An exact copy of all the data is required, with pictures left out.
****************************************
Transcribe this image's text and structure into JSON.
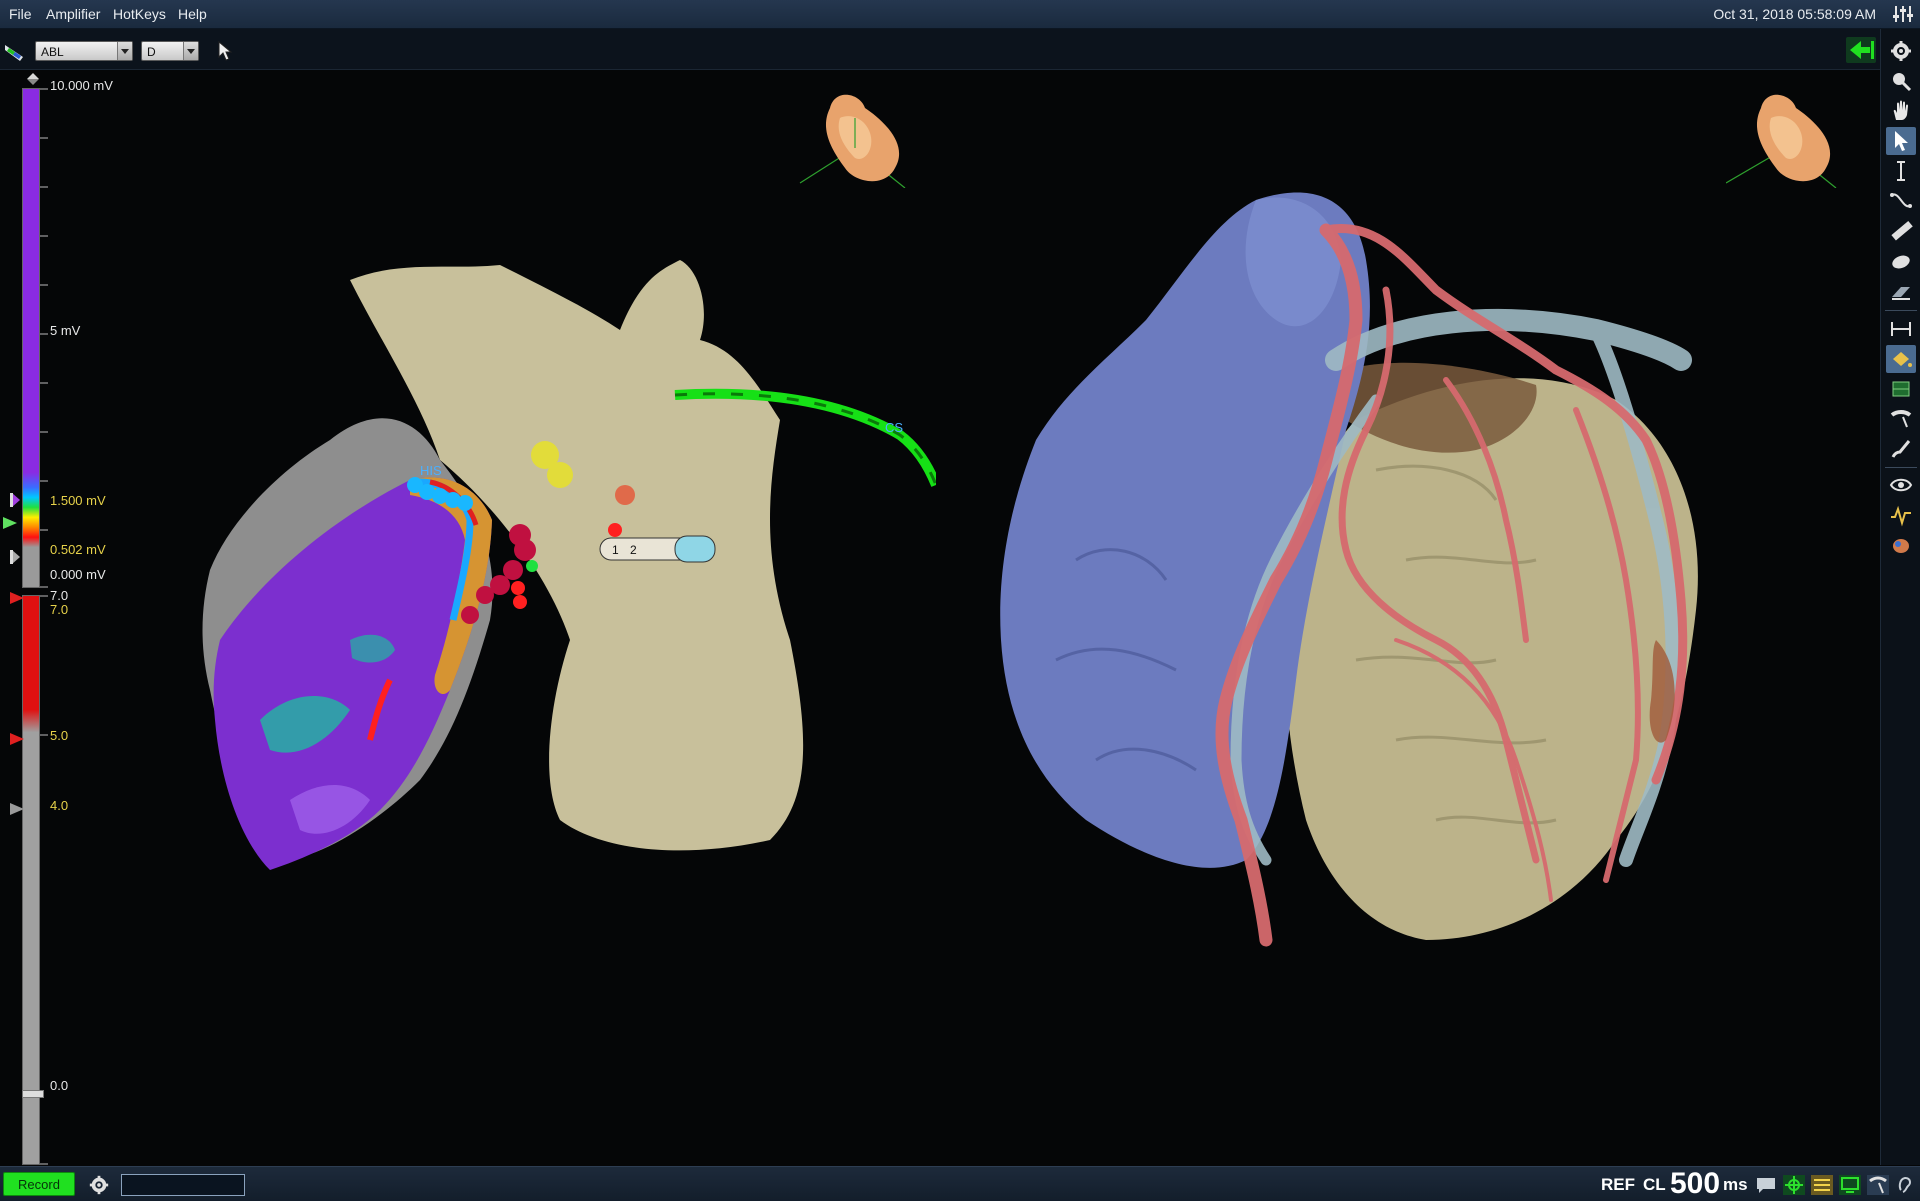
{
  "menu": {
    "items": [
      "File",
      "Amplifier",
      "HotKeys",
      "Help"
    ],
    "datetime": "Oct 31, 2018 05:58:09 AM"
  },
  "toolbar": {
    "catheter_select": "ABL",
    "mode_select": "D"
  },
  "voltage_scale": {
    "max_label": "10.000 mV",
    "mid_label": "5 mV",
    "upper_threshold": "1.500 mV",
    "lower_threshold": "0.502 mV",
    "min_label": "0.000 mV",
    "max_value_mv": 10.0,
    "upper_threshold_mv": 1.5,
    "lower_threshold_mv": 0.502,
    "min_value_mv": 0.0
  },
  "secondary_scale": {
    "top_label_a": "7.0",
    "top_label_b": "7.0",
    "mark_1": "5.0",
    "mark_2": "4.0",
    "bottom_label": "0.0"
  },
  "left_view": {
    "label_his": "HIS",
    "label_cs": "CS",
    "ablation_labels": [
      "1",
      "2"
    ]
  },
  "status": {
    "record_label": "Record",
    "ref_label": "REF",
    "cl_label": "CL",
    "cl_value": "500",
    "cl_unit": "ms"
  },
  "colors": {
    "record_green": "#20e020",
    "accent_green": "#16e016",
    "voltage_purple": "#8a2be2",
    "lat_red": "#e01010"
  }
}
****************************************
WRITTEN RESPONSE:
Transcribe this image's text and structure into JSON.
{
  "menu": {
    "items": [
      "File",
      "Amplifier",
      "HotKeys",
      "Help"
    ],
    "datetime": "Oct 31, 2018 05:58:09 AM"
  },
  "toolbar": {
    "catheter_select": "ABL",
    "mode_select": "D"
  },
  "voltage_scale": {
    "max_label": "10.000 mV",
    "mid_label": "5 mV",
    "upper_threshold": "1.500 mV",
    "lower_threshold": "0.502 mV",
    "min_label": "0.000 mV",
    "max_value_mv": 10.0,
    "upper_threshold_mv": 1.5,
    "lower_threshold_mv": 0.502,
    "min_value_mv": 0.0
  },
  "secondary_scale": {
    "top_label_a": "7.0",
    "top_label_b": "7.0",
    "mark_1": "5.0",
    "mark_2": "4.0",
    "bottom_label": "0.0"
  },
  "left_view": {
    "label_his": "HIS",
    "label_cs": "CS",
    "ablation_labels": [
      "1",
      "2"
    ]
  },
  "status": {
    "record_label": "Record",
    "ref_label": "REF",
    "cl_label": "CL",
    "cl_value": "500",
    "cl_unit": "ms"
  },
  "colors": {
    "record_green": "#20e020",
    "accent_green": "#16e016",
    "voltage_purple": "#8a2be2",
    "lat_red": "#e01010"
  }
}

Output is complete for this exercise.